:: GOAL ::
All of the records below must be output exactly, with no pictures carried over.

═════ DATA EXCERPTS ═════

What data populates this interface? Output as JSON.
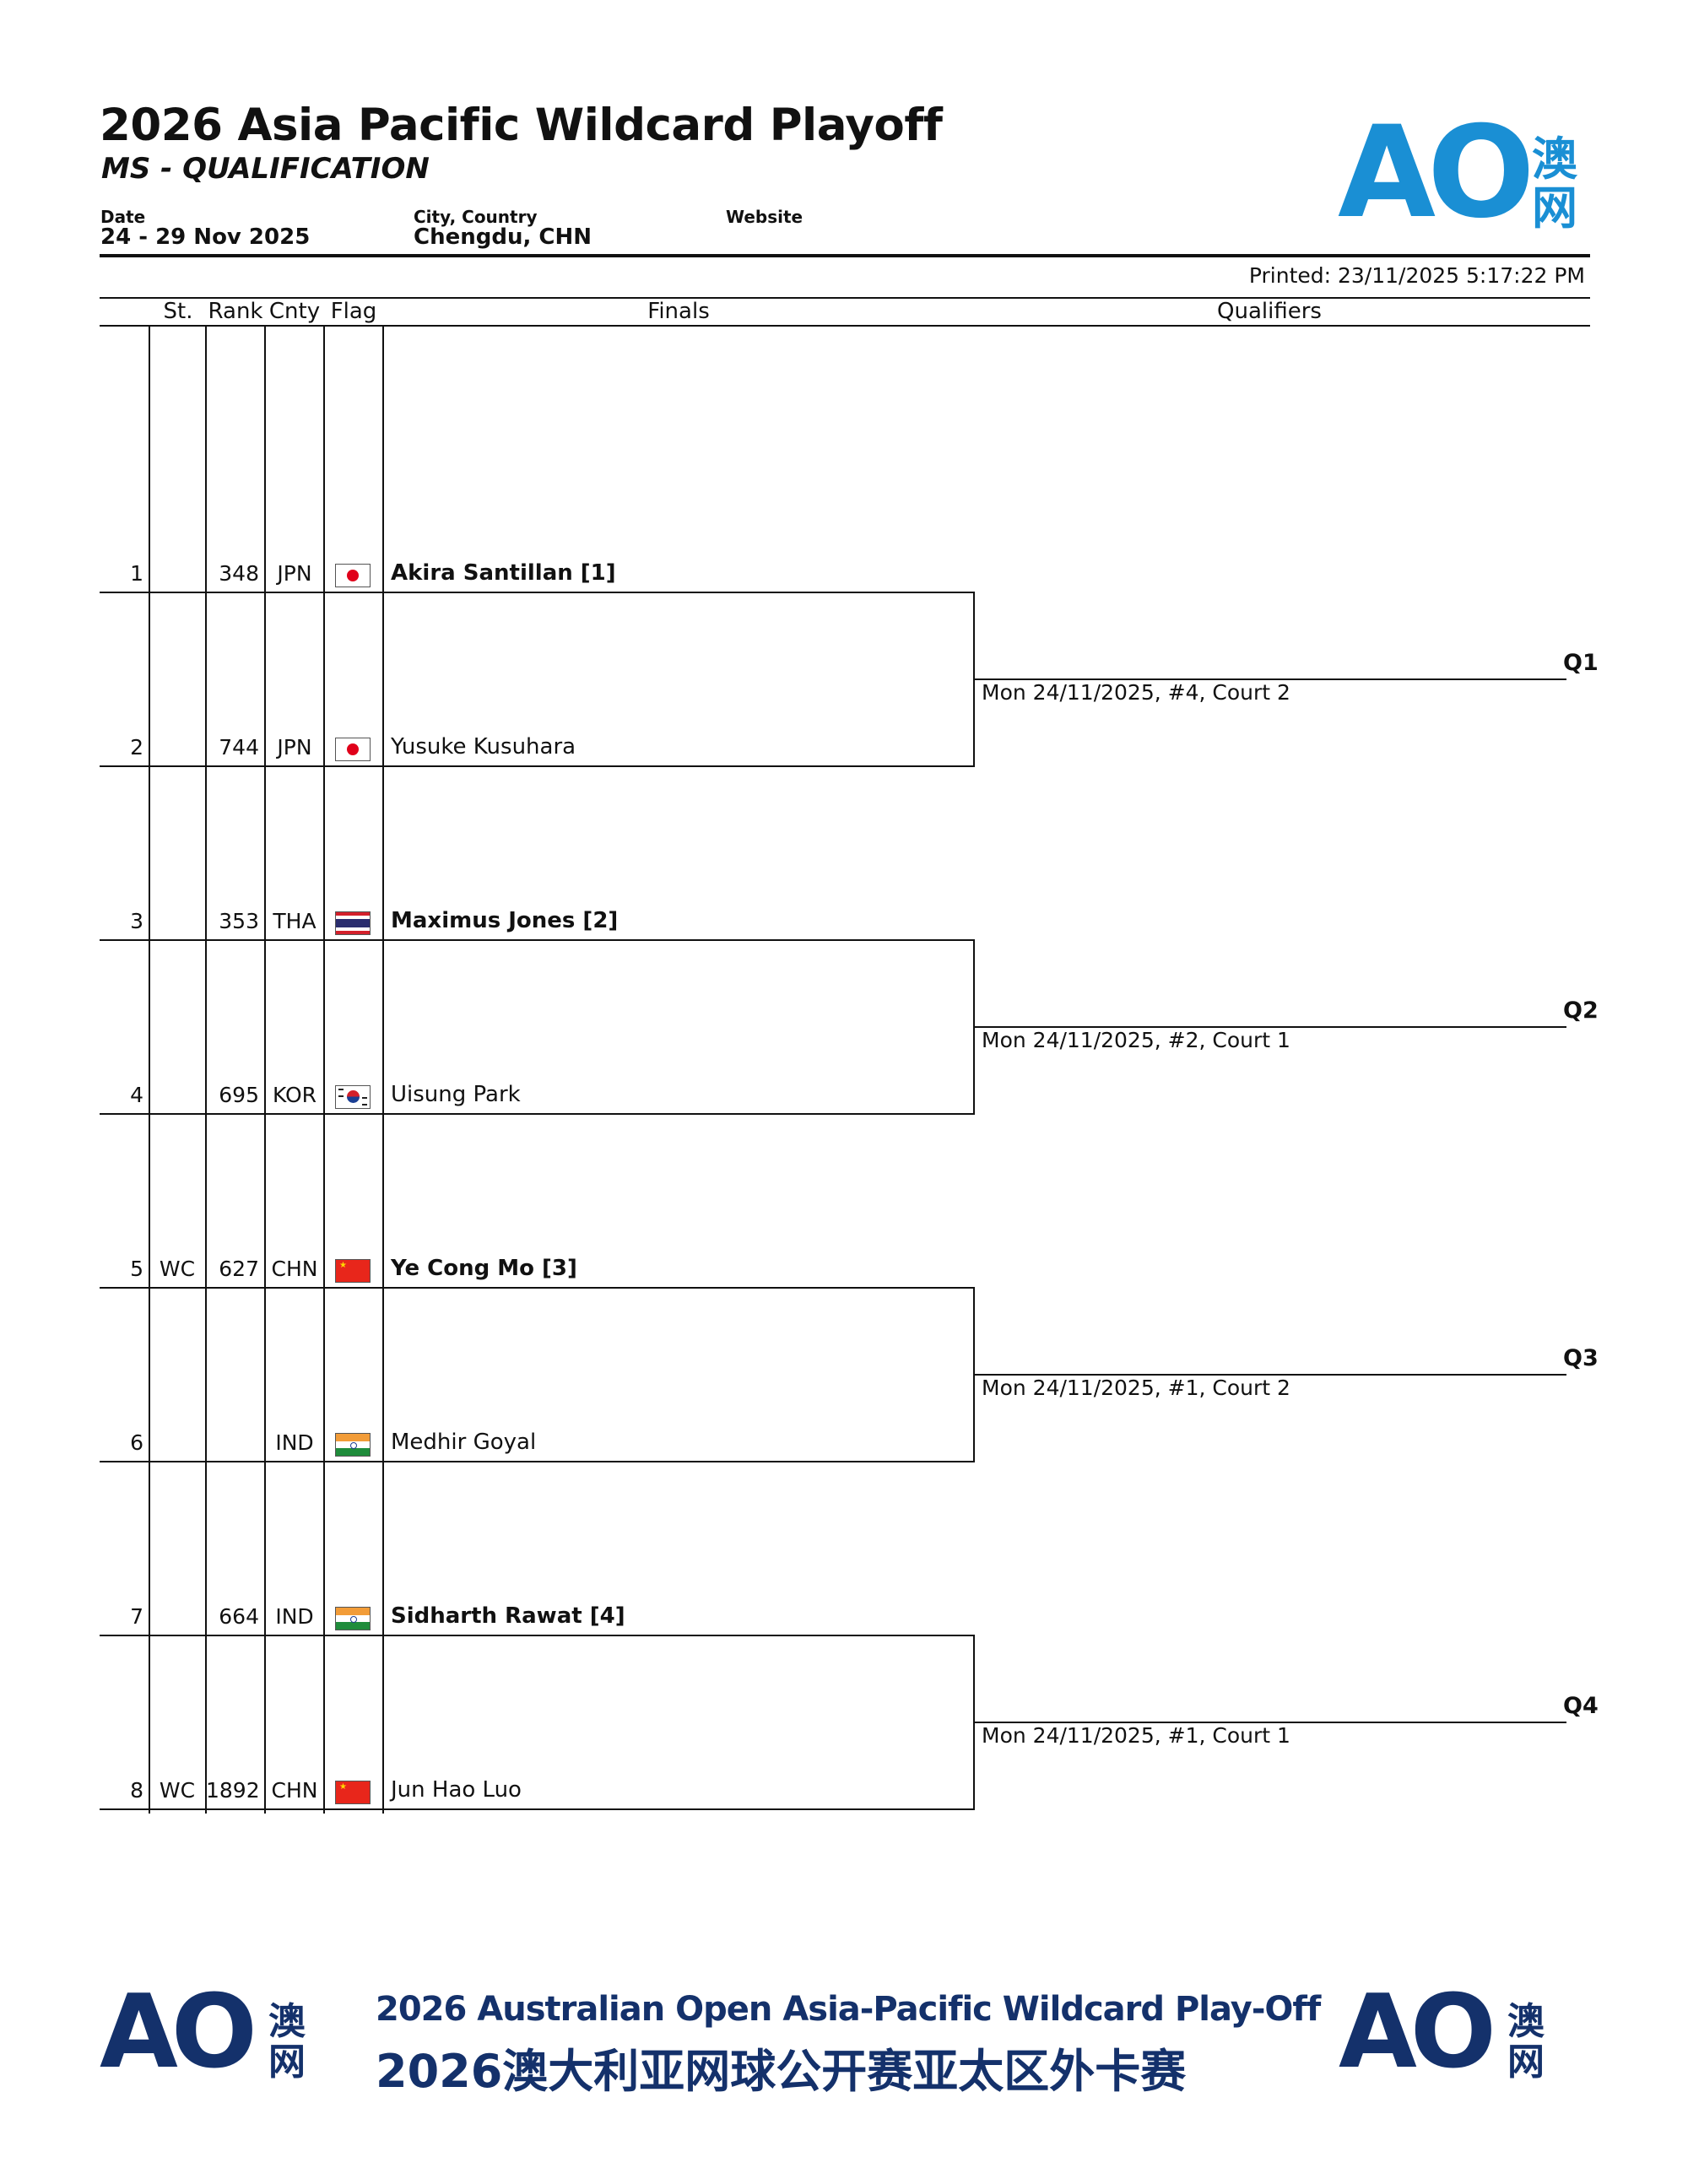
{
  "header": {
    "title": "2026 Asia Pacific Wildcard Playoff",
    "subtitle": "MS - QUALIFICATION",
    "date_label": "Date",
    "date_value": "24 - 29 Nov 2025",
    "city_label": "City, Country",
    "city_value": "Chengdu, CHN",
    "website_label": "Website",
    "logo_text": "AO",
    "logo_cn_1": "澳",
    "logo_cn_2": "网",
    "printed": "Printed: 23/11/2025 5:17:22 PM"
  },
  "columns": {
    "st": "St.",
    "rank": "Rank",
    "cnty": "Cnty",
    "flag": "Flag",
    "finals": "Finals",
    "qualifiers": "Qualifiers"
  },
  "players": [
    {
      "pos": "1",
      "status": "",
      "rank": "348",
      "cnty": "JPN",
      "flag": "japan-flag-icon",
      "name": "Akira Santillan [1]",
      "bold": true
    },
    {
      "pos": "2",
      "status": "",
      "rank": "744",
      "cnty": "JPN",
      "flag": "japan-flag-icon",
      "name": "Yusuke Kusuhara",
      "bold": false
    },
    {
      "pos": "3",
      "status": "",
      "rank": "353",
      "cnty": "THA",
      "flag": "thailand-flag-icon",
      "name": "Maximus Jones [2]",
      "bold": true
    },
    {
      "pos": "4",
      "status": "",
      "rank": "695",
      "cnty": "KOR",
      "flag": "korea-flag-icon",
      "name": "Uisung Park",
      "bold": false
    },
    {
      "pos": "5",
      "status": "WC",
      "rank": "627",
      "cnty": "CHN",
      "flag": "china-flag-icon",
      "name": "Ye Cong Mo [3]",
      "bold": true
    },
    {
      "pos": "6",
      "status": "",
      "rank": "",
      "cnty": "IND",
      "flag": "india-flag-icon",
      "name": "Medhir Goyal",
      "bold": false
    },
    {
      "pos": "7",
      "status": "",
      "rank": "664",
      "cnty": "IND",
      "flag": "india-flag-icon",
      "name": "Sidharth Rawat [4]",
      "bold": true
    },
    {
      "pos": "8",
      "status": "WC",
      "rank": "1892",
      "cnty": "CHN",
      "flag": "china-flag-icon",
      "name": "Jun Hao Luo",
      "bold": false
    }
  ],
  "matches": [
    {
      "schedule": "Mon 24/11/2025, #4, Court 2",
      "qualifier": "Q1"
    },
    {
      "schedule": "Mon 24/11/2025, #2, Court 1",
      "qualifier": "Q2"
    },
    {
      "schedule": "Mon 24/11/2025, #1, Court 2",
      "qualifier": "Q3"
    },
    {
      "schedule": "Mon 24/11/2025, #1, Court 1",
      "qualifier": "Q4"
    }
  ],
  "footer": {
    "logo_text": "AO",
    "logo_cn_1": "澳",
    "logo_cn_2": "网",
    "line_en": "2026 Australian Open Asia-Pacific Wildcard Play-Off",
    "line_cn": "2026澳大利亚网球公开赛亚太区外卡赛"
  },
  "colors": {
    "ao_blue": "#1a8fd4",
    "ao_navy": "#14316b"
  }
}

═════

:: THE COMPLETED TASK ::
What data populates this interface? Output as JSON.
{
  "header": {
    "title": "2026 Asia Pacific Wildcard Playoff",
    "subtitle": "MS - QUALIFICATION",
    "date_label": "Date",
    "date_value": "24 - 29 Nov 2025",
    "city_label": "City, Country",
    "city_value": "Chengdu, CHN",
    "website_label": "Website",
    "logo_text": "AO",
    "logo_cn_1": "澳",
    "logo_cn_2": "网",
    "printed": "Printed: 23/11/2025 5:17:22 PM"
  },
  "columns": {
    "st": "St.",
    "rank": "Rank",
    "cnty": "Cnty",
    "flag": "Flag",
    "finals": "Finals",
    "qualifiers": "Qualifiers"
  },
  "players": [
    {
      "pos": "1",
      "status": "",
      "rank": "348",
      "cnty": "JPN",
      "flag": "japan-flag-icon",
      "name": "Akira Santillan [1]",
      "bold": true
    },
    {
      "pos": "2",
      "status": "",
      "rank": "744",
      "cnty": "JPN",
      "flag": "japan-flag-icon",
      "name": "Yusuke Kusuhara",
      "bold": false
    },
    {
      "pos": "3",
      "status": "",
      "rank": "353",
      "cnty": "THA",
      "flag": "thailand-flag-icon",
      "name": "Maximus Jones [2]",
      "bold": true
    },
    {
      "pos": "4",
      "status": "",
      "rank": "695",
      "cnty": "KOR",
      "flag": "korea-flag-icon",
      "name": "Uisung Park",
      "bold": false
    },
    {
      "pos": "5",
      "status": "WC",
      "rank": "627",
      "cnty": "CHN",
      "flag": "china-flag-icon",
      "name": "Ye Cong Mo [3]",
      "bold": true
    },
    {
      "pos": "6",
      "status": "",
      "rank": "",
      "cnty": "IND",
      "flag": "india-flag-icon",
      "name": "Medhir Goyal",
      "bold": false
    },
    {
      "pos": "7",
      "status": "",
      "rank": "664",
      "cnty": "IND",
      "flag": "india-flag-icon",
      "name": "Sidharth Rawat [4]",
      "bold": true
    },
    {
      "pos": "8",
      "status": "WC",
      "rank": "1892",
      "cnty": "CHN",
      "flag": "china-flag-icon",
      "name": "Jun Hao Luo",
      "bold": false
    }
  ],
  "matches": [
    {
      "schedule": "Mon 24/11/2025, #4, Court 2",
      "qualifier": "Q1"
    },
    {
      "schedule": "Mon 24/11/2025, #2, Court 1",
      "qualifier": "Q2"
    },
    {
      "schedule": "Mon 24/11/2025, #1, Court 2",
      "qualifier": "Q3"
    },
    {
      "schedule": "Mon 24/11/2025, #1, Court 1",
      "qualifier": "Q4"
    }
  ],
  "footer": {
    "logo_text": "AO",
    "logo_cn_1": "澳",
    "logo_cn_2": "网",
    "line_en": "2026 Australian Open Asia-Pacific Wildcard Play-Off",
    "line_cn": "2026澳大利亚网球公开赛亚太区外卡赛"
  },
  "colors": {
    "ao_blue": "#1a8fd4",
    "ao_navy": "#14316b"
  }
}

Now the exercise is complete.